**THE INPUT:**
________________________________________
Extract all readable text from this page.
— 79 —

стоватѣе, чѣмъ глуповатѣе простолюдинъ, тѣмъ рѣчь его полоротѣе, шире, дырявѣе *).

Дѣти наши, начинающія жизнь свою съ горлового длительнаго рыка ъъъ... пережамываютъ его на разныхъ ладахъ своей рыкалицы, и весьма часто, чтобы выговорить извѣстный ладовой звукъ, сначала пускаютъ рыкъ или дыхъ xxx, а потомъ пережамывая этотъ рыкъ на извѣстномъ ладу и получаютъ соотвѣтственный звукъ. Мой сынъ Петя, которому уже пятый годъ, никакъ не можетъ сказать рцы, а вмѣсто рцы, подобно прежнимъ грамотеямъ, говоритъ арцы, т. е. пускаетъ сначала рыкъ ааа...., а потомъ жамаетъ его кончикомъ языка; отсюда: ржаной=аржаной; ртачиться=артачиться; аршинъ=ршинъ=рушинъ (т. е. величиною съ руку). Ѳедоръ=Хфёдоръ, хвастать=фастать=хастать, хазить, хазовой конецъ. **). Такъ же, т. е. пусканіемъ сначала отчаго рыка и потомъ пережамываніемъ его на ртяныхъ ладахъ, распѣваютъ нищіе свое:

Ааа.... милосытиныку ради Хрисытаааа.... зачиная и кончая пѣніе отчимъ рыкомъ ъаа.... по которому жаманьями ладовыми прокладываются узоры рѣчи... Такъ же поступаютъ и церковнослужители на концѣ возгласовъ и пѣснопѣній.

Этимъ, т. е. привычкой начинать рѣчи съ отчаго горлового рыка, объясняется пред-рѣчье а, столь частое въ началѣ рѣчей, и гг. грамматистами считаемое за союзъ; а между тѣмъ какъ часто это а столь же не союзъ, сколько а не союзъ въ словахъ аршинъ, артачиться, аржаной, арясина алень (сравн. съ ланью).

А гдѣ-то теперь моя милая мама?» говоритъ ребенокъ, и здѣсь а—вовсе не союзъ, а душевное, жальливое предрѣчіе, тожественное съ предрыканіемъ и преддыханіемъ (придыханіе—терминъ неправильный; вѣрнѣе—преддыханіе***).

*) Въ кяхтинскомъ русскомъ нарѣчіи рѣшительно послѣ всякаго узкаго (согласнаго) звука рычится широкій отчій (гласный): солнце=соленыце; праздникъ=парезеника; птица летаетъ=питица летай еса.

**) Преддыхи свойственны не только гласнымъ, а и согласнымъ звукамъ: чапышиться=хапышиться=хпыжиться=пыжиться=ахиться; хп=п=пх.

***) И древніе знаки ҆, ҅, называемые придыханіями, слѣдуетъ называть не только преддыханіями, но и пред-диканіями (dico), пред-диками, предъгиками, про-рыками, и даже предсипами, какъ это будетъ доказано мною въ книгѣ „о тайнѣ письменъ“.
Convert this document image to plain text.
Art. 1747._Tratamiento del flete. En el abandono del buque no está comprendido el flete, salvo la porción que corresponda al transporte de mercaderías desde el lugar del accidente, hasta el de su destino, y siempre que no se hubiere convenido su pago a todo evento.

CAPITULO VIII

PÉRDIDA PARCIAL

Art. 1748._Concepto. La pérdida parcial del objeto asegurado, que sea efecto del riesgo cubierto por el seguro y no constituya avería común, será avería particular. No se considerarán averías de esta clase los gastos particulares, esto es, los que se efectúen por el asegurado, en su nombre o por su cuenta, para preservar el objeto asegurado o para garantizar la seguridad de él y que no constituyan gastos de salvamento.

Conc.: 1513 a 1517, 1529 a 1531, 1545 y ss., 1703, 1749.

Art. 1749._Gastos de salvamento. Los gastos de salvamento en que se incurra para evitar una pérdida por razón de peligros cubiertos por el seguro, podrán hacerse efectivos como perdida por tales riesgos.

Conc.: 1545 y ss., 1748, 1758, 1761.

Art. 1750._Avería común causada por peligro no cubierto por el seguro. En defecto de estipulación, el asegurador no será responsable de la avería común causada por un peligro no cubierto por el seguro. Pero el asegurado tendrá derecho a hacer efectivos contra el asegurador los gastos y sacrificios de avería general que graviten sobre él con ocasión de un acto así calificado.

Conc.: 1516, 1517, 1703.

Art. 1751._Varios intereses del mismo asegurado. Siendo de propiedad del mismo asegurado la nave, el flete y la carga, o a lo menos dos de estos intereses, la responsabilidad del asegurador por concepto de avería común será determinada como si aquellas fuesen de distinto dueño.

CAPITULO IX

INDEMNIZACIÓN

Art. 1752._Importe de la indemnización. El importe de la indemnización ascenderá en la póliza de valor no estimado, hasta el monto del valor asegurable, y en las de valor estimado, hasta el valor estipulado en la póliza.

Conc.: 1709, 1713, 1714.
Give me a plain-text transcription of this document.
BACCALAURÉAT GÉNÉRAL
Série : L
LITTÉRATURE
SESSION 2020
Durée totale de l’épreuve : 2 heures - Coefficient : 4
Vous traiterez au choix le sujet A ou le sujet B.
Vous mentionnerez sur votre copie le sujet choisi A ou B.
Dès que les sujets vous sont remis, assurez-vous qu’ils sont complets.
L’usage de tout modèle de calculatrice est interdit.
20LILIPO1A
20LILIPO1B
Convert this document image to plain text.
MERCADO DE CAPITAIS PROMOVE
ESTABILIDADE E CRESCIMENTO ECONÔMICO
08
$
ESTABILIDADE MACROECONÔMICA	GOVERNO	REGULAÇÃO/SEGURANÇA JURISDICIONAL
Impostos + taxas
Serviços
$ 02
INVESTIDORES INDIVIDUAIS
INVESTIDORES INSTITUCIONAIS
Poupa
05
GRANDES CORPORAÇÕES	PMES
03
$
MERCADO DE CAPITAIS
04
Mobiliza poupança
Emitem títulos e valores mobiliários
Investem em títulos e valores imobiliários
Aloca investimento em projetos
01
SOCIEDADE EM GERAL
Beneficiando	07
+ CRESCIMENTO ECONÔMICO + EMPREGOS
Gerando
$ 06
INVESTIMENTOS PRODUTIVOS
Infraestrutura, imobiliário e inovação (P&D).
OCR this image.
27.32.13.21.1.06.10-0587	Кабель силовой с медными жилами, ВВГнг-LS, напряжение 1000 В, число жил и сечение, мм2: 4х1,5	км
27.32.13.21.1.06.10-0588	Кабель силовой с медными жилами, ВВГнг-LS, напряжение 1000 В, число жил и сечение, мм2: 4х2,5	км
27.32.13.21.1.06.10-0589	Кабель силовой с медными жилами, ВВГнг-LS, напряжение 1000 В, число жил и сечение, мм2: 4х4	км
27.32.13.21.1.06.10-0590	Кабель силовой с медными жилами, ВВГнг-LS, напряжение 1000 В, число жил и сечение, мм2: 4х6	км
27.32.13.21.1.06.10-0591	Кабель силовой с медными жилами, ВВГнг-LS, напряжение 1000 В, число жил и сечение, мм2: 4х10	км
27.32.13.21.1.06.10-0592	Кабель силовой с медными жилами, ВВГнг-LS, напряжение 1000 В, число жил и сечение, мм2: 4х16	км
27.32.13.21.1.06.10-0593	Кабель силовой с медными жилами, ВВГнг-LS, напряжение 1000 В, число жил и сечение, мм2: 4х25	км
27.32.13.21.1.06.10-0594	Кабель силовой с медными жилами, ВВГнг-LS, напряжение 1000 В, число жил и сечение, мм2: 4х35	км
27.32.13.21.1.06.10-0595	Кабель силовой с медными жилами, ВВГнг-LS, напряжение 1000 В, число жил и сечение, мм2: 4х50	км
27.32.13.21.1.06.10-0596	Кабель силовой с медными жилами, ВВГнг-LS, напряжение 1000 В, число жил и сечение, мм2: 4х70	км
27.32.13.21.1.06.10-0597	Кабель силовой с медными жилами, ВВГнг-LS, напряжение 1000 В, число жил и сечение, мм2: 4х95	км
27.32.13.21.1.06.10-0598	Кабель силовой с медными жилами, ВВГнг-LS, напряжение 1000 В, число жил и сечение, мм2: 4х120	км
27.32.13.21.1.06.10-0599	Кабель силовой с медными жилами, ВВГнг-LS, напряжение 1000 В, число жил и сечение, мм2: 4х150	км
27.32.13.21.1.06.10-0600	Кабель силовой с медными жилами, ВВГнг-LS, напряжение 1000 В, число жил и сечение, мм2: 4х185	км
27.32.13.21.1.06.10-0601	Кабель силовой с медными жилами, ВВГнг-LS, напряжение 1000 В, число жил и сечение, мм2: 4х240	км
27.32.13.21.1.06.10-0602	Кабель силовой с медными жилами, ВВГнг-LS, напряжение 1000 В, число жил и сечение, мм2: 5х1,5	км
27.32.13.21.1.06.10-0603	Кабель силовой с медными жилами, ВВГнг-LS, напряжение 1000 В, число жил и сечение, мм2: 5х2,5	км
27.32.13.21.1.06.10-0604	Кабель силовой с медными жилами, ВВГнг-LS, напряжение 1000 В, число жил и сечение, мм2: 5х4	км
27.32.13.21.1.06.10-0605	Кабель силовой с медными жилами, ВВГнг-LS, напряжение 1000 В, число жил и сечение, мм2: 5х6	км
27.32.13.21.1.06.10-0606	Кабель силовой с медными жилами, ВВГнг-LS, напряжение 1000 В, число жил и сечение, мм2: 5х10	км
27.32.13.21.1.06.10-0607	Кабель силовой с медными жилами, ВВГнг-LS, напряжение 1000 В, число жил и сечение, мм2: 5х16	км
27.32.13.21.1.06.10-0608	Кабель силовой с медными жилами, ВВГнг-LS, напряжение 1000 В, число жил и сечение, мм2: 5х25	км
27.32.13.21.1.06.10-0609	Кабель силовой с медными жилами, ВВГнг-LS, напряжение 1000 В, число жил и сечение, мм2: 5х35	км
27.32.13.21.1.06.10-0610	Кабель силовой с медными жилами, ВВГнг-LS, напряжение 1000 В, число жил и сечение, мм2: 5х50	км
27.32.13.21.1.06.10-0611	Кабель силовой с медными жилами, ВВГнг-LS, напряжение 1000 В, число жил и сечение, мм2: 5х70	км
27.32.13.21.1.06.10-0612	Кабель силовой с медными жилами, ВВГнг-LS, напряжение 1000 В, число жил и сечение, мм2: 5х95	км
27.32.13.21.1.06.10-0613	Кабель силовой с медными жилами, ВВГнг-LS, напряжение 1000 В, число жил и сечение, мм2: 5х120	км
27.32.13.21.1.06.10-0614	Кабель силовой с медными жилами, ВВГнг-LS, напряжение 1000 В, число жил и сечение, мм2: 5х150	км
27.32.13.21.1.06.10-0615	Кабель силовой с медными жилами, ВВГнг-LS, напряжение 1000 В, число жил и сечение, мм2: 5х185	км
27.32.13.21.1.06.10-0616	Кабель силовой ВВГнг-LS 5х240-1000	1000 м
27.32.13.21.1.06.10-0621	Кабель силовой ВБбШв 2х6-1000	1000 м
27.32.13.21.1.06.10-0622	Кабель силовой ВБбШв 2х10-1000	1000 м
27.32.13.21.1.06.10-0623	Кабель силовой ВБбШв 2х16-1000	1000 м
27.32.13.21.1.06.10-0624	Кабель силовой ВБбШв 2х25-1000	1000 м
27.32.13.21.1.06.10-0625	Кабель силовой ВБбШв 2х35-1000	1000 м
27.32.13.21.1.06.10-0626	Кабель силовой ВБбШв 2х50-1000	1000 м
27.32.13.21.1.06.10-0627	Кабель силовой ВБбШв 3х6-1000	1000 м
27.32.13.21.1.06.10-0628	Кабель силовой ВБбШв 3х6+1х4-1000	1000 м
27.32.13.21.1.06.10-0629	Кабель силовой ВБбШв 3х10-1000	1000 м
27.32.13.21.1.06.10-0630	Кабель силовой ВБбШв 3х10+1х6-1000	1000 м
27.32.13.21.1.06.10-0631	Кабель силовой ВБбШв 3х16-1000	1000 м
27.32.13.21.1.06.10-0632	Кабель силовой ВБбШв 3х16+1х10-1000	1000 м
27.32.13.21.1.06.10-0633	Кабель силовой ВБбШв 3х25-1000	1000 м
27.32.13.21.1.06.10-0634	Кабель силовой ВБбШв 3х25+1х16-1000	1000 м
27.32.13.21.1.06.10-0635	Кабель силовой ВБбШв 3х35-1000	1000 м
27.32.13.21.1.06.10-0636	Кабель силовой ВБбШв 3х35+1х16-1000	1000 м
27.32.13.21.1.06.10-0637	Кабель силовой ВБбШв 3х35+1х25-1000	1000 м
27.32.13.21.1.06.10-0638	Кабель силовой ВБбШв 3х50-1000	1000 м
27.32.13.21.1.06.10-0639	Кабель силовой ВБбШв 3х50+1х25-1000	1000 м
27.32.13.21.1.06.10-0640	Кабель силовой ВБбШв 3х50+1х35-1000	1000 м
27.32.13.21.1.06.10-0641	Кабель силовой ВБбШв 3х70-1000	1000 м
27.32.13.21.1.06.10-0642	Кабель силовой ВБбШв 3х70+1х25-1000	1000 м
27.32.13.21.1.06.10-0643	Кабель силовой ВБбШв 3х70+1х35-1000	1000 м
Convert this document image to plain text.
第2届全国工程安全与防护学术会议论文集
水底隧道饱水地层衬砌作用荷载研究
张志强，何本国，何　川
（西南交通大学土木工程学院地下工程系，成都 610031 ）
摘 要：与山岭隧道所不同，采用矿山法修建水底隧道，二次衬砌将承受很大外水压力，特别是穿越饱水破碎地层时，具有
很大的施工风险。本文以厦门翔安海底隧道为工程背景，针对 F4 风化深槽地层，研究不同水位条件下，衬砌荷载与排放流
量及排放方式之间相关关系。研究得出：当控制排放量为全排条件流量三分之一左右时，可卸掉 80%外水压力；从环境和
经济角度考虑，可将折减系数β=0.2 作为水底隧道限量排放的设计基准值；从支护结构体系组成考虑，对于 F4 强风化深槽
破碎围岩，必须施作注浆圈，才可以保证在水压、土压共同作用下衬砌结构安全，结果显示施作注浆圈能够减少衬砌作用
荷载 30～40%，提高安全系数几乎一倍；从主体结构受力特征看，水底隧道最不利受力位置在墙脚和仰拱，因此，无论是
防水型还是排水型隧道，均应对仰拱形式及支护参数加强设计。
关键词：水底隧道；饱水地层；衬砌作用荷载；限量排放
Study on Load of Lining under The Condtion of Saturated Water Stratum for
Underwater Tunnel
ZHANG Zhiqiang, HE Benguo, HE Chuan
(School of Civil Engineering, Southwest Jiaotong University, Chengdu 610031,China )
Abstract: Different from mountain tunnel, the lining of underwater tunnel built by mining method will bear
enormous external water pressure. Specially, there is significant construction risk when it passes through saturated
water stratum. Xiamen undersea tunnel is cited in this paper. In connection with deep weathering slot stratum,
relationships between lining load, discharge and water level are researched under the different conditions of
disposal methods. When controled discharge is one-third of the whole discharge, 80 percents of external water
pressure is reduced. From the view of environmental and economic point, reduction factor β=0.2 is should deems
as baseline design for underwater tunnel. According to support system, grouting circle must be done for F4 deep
________________________________________
**WHAT THE TASK REQUIRES:**
Look through the records and gather each line with the word "INVESTIDORES".

**OUTPUT OF THE TASK:**
INVESTIDORES INDIVIDUAIS
INVESTIDORES INSTITUCIONAIS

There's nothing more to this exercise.